Problem statement:
Repeat each line word for word.

(Dataset items)
────

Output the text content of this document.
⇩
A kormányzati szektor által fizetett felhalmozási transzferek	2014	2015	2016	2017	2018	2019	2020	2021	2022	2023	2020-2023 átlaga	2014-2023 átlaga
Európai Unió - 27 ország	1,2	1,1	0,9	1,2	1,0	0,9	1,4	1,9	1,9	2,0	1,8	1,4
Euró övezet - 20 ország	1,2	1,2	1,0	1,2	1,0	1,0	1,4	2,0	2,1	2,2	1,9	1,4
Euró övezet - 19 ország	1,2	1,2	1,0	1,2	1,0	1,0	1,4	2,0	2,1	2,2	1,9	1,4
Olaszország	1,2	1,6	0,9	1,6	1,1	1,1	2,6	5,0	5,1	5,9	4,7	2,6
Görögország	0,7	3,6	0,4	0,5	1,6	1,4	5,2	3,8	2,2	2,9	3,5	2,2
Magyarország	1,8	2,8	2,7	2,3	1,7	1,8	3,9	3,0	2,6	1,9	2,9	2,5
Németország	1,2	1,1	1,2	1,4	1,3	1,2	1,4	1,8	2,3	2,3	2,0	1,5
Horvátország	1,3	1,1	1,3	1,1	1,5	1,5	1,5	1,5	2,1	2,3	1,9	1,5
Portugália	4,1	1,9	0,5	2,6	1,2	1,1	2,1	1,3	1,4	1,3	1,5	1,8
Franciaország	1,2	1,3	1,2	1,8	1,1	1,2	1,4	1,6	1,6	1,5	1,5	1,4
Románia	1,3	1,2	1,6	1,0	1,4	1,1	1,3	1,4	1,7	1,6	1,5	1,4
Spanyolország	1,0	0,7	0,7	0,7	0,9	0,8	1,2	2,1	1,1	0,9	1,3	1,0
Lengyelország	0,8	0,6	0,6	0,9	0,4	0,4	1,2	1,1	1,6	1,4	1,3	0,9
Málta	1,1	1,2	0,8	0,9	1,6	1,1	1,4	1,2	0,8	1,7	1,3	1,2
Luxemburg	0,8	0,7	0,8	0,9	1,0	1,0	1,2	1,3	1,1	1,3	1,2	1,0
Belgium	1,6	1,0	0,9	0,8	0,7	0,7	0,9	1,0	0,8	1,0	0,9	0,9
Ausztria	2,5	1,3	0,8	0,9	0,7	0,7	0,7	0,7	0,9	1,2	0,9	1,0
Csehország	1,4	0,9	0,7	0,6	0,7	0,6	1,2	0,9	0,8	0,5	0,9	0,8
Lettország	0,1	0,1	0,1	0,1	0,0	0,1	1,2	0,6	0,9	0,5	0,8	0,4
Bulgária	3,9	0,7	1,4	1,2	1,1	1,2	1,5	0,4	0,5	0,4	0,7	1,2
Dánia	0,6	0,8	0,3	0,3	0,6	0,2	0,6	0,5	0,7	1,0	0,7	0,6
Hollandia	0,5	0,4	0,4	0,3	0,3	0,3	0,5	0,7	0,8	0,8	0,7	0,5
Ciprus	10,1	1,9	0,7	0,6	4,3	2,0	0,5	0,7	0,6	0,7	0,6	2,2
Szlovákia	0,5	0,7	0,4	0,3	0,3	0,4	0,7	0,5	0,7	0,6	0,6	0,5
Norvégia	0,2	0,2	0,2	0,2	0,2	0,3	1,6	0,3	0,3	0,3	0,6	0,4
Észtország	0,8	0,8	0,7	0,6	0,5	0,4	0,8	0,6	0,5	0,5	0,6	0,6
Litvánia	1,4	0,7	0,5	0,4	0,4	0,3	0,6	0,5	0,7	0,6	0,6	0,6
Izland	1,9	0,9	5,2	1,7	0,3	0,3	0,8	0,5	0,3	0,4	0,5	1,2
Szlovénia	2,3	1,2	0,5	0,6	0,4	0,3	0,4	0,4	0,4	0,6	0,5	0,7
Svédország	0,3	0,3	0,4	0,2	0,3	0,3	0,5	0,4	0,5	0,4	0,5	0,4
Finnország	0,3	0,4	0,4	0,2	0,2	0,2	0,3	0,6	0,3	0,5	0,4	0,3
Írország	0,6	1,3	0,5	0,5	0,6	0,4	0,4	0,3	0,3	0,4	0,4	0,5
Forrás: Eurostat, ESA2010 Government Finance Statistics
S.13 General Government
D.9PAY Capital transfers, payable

────

Task result:
Output the text content of this document.
⇩
A kormányzati szektor által fizetett felhalmozási transzferek	2014	2015	2016	2017	2018	2019	2020	2021	2022	2023	2020-2023 átlaga	2014-2023 átlaga
Európai Unió - 27 ország	1,2	1,1	0,9	1,2	1,0	0,9	1,4	1,9	1,9	2,0	1,8	1,4
Euró övezet - 20 ország	1,2	1,2	1,0	1,2	1,0	1,0	1,4	2,0	2,1	2,2	1,9	1,4
Euró övezet - 19 ország	1,2	1,2	1,0	1,2	1,0	1,0	1,4	2,0	2,1	2,2	1,9	1,4
Olaszország	1,2	1,6	0,9	1,6	1,1	1,1	2,6	5,0	5,1	5,9	4,7	2,6
Görögország	0,7	3,6	0,4	0,5	1,6	1,4	5,2	3,8	2,2	2,9	3,5	2,2
Magyarország	1,8	2,8	2,7	2,3	1,7	1,8	3,9	3,0	2,6	1,9	2,9	2,5
Németország	1,2	1,1	1,2	1,4	1,3	1,2	1,4	1,8	2,3	2,3	2,0	1,5
Horvátország	1,3	1,1	1,3	1,1	1,5	1,5	1,5	1,5	2,1	2,3	1,9	1,5
Portugália	4,1	1,9	0,5	2,6	1,2	1,1	2,1	1,3	1,4	1,3	1,5	1,8
Franciaország	1,2	1,3	1,2	1,8	1,1	1,2	1,4	1,6	1,6	1,5	1,5	1,4
Románia	1,3	1,2	1,6	1,0	1,4	1,1	1,3	1,4	1,7	1,6	1,5	1,4
Spanyolország	1,0	0,7	0,7	0,7	0,9	0,8	1,2	2,1	1,1	0,9	1,3	1,0
Lengyelország	0,8	0,6	0,6	0,9	0,4	0,4	1,2	1,1	1,6	1,4	1,3	0,9
Málta	1,1	1,2	0,8	0,9	1,6	1,1	1,4	1,2	0,8	1,7	1,3	1,2
Luxemburg	0,8	0,7	0,8	0,9	1,0	1,0	1,2	1,3	1,1	1,3	1,2	1,0
Belgium	1,6	1,0	0,9	0,8	0,7	0,7	0,9	1,0	0,8	1,0	0,9	0,9
Ausztria	2,5	1,3	0,8	0,9	0,7	0,7	0,7	0,7	0,9	1,2	0,9	1,0
Csehország	1,4	0,9	0,7	0,6	0,7	0,6	1,2	0,9	0,8	0,5	0,9	0,8
Lettország	0,1	0,1	0,1	0,1	0,0	0,1	1,2	0,6	0,9	0,5	0,8	0,4
Bulgária	3,9	0,7	1,4	1,2	1,1	1,2	1,5	0,4	0,5	0,4	0,7	1,2
Dánia	0,6	0,8	0,3	0,3	0,6	0,2	0,6	0,5	0,7	1,0	0,7	0,6
Hollandia	0,5	0,4	0,4	0,3	0,3	0,3	0,5	0,7	0,8	0,8	0,7	0,5
Ciprus	10,1	1,9	0,7	0,6	4,3	2,0	0,5	0,7	0,6	0,7	0,6	2,2
Szlovákia	0,5	0,7	0,4	0,3	0,3	0,4	0,7	0,5	0,7	0,6	0,6	0,5
Norvégia	0,2	0,2	0,2	0,2	0,2	0,3	1,6	0,3	0,3	0,3	0,6	0,4
Észtország	0,8	0,8	0,7	0,6	0,5	0,4	0,8	0,6	0,5	0,5	0,6	0,6
Litvánia	1,4	0,7	0,5	0,4	0,4	0,3	0,6	0,5	0,7	0,6	0,6	0,6
Izland	1,9	0,9	5,2	1,7	0,3	0,3	0,8	0,5	0,3	0,4	0,5	1,2
Szlovénia	2,3	1,2	0,5	0,6	0,4	0,3	0,4	0,4	0,4	0,6	0,5	0,7
Svédország	0,3	0,3	0,4	0,2	0,3	0,3	0,5	0,4	0,5	0,4	0,5	0,4
Finnország	0,3	0,4	0,4	0,2	0,2	0,2	0,3	0,6	0,3	0,5	0,4	0,3
Írország	0,6	1,3	0,5	0,5	0,6	0,4	0,4	0,3	0,3	0,4	0,4	0,5
Forrás: Eurostat, ESA2010 Government Finance Statistics
S.13 General Government
D.9PAY Capital transfers, payable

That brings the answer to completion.